Write out the full listing again, exactly as it stands.

Dataset excerpt:
-=-=-=-=-

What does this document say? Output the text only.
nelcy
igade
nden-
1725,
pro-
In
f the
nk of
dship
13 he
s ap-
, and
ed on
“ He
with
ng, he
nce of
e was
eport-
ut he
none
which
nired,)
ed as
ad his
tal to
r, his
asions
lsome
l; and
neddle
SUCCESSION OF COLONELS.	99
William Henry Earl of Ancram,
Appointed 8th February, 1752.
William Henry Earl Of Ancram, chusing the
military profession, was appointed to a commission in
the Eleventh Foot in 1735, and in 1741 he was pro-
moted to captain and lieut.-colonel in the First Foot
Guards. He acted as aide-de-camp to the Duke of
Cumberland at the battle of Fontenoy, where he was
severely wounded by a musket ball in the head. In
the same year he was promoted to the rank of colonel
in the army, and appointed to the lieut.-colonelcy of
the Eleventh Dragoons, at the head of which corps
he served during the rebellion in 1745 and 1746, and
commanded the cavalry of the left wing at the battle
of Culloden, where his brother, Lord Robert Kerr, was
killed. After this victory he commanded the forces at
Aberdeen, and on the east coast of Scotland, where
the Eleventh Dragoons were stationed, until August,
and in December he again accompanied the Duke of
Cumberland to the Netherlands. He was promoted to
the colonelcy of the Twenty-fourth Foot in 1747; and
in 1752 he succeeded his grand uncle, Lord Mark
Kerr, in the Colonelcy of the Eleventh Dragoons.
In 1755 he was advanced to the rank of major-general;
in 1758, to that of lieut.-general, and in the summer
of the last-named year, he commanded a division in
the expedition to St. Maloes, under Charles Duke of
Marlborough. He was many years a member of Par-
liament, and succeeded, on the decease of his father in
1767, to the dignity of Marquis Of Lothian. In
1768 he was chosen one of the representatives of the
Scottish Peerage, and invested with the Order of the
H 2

-=-=-=-=-

CORRECT OUTPUT:
What does this document say? Output the text only.
nelcy
igade
nden-
1725,
pro-
In
f the
nk of
dship
13 he
s ap-
, and
ed on
“ He
with
ng, he
nce of
e was
eport-
ut he
none
which
nired,)
ed as
ad his
tal to
r, his
asions
lsome
l; and
neddle
SUCCESSION OF COLONELS.	99
William Henry Earl of Ancram,
Appointed 8th February, 1752.
William Henry Earl Of Ancram, chusing the
military profession, was appointed to a commission in
the Eleventh Foot in 1735, and in 1741 he was pro-
moted to captain and lieut.-colonel in the First Foot
Guards. He acted as aide-de-camp to the Duke of
Cumberland at the battle of Fontenoy, where he was
severely wounded by a musket ball in the head. In
the same year he was promoted to the rank of colonel
in the army, and appointed to the lieut.-colonelcy of
the Eleventh Dragoons, at the head of which corps
he served during the rebellion in 1745 and 1746, and
commanded the cavalry of the left wing at the battle
of Culloden, where his brother, Lord Robert Kerr, was
killed. After this victory he commanded the forces at
Aberdeen, and on the east coast of Scotland, where
the Eleventh Dragoons were stationed, until August,
and in December he again accompanied the Duke of
Cumberland to the Netherlands. He was promoted to
the colonelcy of the Twenty-fourth Foot in 1747; and
in 1752 he succeeded his grand uncle, Lord Mark
Kerr, in the Colonelcy of the Eleventh Dragoons.
In 1755 he was advanced to the rank of major-general;
in 1758, to that of lieut.-general, and in the summer
of the last-named year, he commanded a division in
the expedition to St. Maloes, under Charles Duke of
Marlborough. He was many years a member of Par-
liament, and succeeded, on the decease of his father in
1767, to the dignity of Marquis Of Lothian. In
1768 he was chosen one of the representatives of the
Scottish Peerage, and invested with the Order of the
H 2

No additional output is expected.